**Your task**:
The listing below is to be output in its exact form.
================================
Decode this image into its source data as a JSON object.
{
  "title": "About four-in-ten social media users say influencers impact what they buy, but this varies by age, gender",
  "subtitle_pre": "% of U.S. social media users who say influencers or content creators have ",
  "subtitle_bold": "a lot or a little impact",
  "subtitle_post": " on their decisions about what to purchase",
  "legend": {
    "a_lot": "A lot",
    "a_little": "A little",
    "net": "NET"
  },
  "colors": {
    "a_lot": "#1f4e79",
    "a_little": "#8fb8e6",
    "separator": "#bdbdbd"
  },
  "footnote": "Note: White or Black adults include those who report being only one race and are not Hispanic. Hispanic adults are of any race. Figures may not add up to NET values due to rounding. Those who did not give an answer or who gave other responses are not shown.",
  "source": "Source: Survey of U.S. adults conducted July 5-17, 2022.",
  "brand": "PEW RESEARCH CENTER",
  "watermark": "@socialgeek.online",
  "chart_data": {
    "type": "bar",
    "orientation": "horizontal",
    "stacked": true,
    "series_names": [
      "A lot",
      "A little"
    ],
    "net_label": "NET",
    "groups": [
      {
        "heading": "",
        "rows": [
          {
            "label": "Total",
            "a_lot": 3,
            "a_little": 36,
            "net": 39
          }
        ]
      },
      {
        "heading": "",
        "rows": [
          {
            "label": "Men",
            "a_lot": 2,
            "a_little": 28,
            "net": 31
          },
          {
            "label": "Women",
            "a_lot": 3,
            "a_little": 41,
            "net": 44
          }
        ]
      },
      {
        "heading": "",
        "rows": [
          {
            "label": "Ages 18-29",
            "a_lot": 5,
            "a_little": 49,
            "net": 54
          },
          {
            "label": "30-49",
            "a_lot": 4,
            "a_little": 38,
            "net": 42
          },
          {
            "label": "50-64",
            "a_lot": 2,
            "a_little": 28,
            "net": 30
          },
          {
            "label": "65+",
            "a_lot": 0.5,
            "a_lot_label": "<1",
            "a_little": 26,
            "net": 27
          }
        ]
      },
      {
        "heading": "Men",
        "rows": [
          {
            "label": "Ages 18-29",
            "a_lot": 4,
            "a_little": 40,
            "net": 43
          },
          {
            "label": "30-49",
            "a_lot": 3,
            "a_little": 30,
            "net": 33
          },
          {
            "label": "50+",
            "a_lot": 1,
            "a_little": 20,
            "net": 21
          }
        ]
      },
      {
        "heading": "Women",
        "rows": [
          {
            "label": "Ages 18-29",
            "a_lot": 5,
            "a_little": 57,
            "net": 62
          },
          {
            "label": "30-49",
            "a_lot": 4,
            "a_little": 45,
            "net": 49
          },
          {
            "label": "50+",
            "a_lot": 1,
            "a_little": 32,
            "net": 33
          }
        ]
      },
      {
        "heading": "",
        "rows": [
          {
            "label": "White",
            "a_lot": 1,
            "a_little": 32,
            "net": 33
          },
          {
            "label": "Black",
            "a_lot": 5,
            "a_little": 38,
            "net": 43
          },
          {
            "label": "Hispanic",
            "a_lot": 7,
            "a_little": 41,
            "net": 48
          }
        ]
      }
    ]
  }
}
================================
**Full answer**:
Decode this image into its source data as a JSON object.
{
  "title": "About four-in-ten social media users say influencers impact what they buy, but this varies by age, gender",
  "subtitle_pre": "% of U.S. social media users who say influencers or content creators have ",
  "subtitle_bold": "a lot or a little impact",
  "subtitle_post": " on their decisions about what to purchase",
  "legend": {
    "a_lot": "A lot",
    "a_little": "A little",
    "net": "NET"
  },
  "colors": {
    "a_lot": "#1f4e79",
    "a_little": "#8fb8e6",
    "separator": "#bdbdbd"
  },
  "footnote": "Note: White or Black adults include those who report being only one race and are not Hispanic. Hispanic adults are of any race. Figures may not add up to NET values due to rounding. Those who did not give an answer or who gave other responses are not shown.",
  "source": "Source: Survey of U.S. adults conducted July 5-17, 2022.",
  "brand": "PEW RESEARCH CENTER",
  "watermark": "@socialgeek.online",
  "chart_data": {
    "type": "bar",
    "orientation": "horizontal",
    "stacked": true,
    "series_names": [
      "A lot",
      "A little"
    ],
    "net_label": "NET",
    "groups": [
      {
        "heading": "",
        "rows": [
          {
            "label": "Total",
            "a_lot": 3,
            "a_little": 36,
            "net": 39
          }
        ]
      },
      {
        "heading": "",
        "rows": [
          {
            "label": "Men",
            "a_lot": 2,
            "a_little": 28,
            "net": 31
          },
          {
            "label": "Women",
            "a_lot": 3,
            "a_little": 41,
            "net": 44
          }
        ]
      },
      {
        "heading": "",
        "rows": [
          {
            "label": "Ages 18-29",
            "a_lot": 5,
            "a_little": 49,
            "net": 54
          },
          {
            "label": "30-49",
            "a_lot": 4,
            "a_little": 38,
            "net": 42
          },
          {
            "label": "50-64",
            "a_lot": 2,
            "a_little": 28,
            "net": 30
          },
          {
            "label": "65+",
            "a_lot": 0.5,
            "a_lot_label": "<1",
            "a_little": 26,
            "net": 27
          }
        ]
      },
      {
        "heading": "Men",
        "rows": [
          {
            "label": "Ages 18-29",
            "a_lot": 4,
            "a_little": 40,
            "net": 43
          },
          {
            "label": "30-49",
            "a_lot": 3,
            "a_little": 30,
            "net": 33
          },
          {
            "label": "50+",
            "a_lot": 1,
            "a_little": 20,
            "net": 21
          }
        ]
      },
      {
        "heading": "Women",
        "rows": [
          {
            "label": "Ages 18-29",
            "a_lot": 5,
            "a_little": 57,
            "net": 62
          },
          {
            "label": "30-49",
            "a_lot": 4,
            "a_little": 45,
            "net": 49
          },
          {
            "label": "50+",
            "a_lot": 1,
            "a_little": 32,
            "net": 33
          }
        ]
      },
      {
        "heading": "",
        "rows": [
          {
            "label": "White",
            "a_lot": 1,
            "a_little": 32,
            "net": 33
          },
          {
            "label": "Black",
            "a_lot": 5,
            "a_little": 38,
            "net": 43
          },
          {
            "label": "Hispanic",
            "a_lot": 7,
            "a_little": 41,
            "net": 48
          }
        ]
      }
    ]
  }
}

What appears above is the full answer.